● Consignes:
1 – D'après l'extrait sur Melchior Best, quel prix lui a valu son travail de diplôme ?
2 – Dressez la liste de toutes les personnes nommées dans l'extrait sur Melchior Best, à part Melchior Best lui-même.

● Extrait:
◇ ◇ ◇ ◇ ◇ ◇ ◇

Il est aussi réservé que son nom claque. Sans doute Melchior Best préférerait-il que nous contemplions en silence les dessins accrochés aux murs de la Galerie Papiers Gras, à deux pas de l’île Rousseau. Il en parle à voix ténue, avec des mots qu’on a l’impression de lui arracher. Heureusement, il peut compter sur le galeriste, libraire et éditeur Roland Margueron, infatigable promoteur de la scène dessinée genevoise. «Melchior, c’est un tout bon, il va aller très loin, salue-t-il. Loin de toute superficialité, il trace son chemin, dans la lignée genevoise des gens qui se promènent, de Rousseau à Nicolas Bouvier.»
«Et puis, il y a une unité très intéressante entre son dessin et sa poésie», poursuit Roland Margueron en invoquant Arthur Rimbaud. Car les dessins du Genevois de 24 ans sont indissociables de ses textes, reproduits en cursive, qu’ils accompagnent et amènent. «Il n’y a pas de raccourcis mais des détours, des contours, des traversées, jusqu’au centre», écrit-il dans Au creux de la paume, son travail de diplôme de l’Ecole supérieure de bande dessinée et d’illustration (ESBDI) qui lui a valu de recevoir le Prix Töpffer de la jeune bande dessinée en décembre dernier. De l’ESBDI, il salue la «super dynamique», évoque les interventions du dessinateur français David Prudhomme. «C’est quelqu’un qui donne envie de continuer à dessiner, avec une bonne énergie. Je lui dois beaucoup.»

◇ ◇ ◇ ◇ ◇ ◇ ◇

● Données fournies:
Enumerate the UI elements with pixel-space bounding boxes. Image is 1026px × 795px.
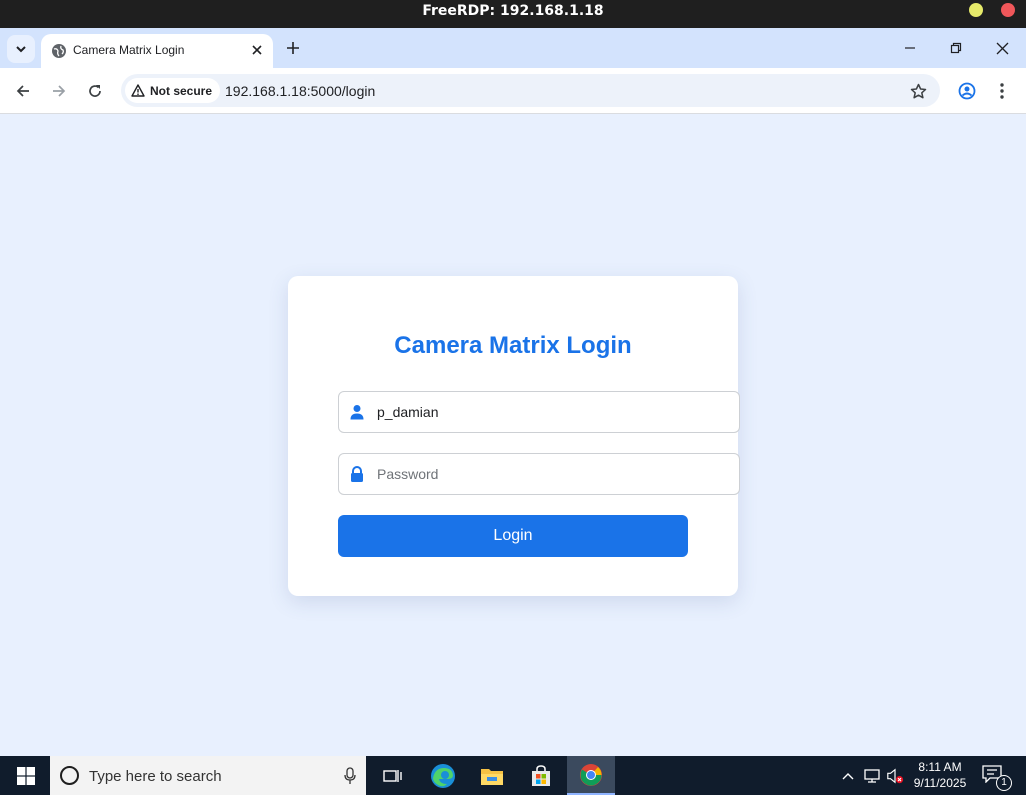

◇ ◇ ◇ ◇ ◇ ◇ ◇

● Réponses:
1 – Le Prix Töpffer de la jeune bande dessinée.

2 – Roland Margueron, Rousseau, Nicolas Bouvier, Arthur Rimbaud, David Prudhomme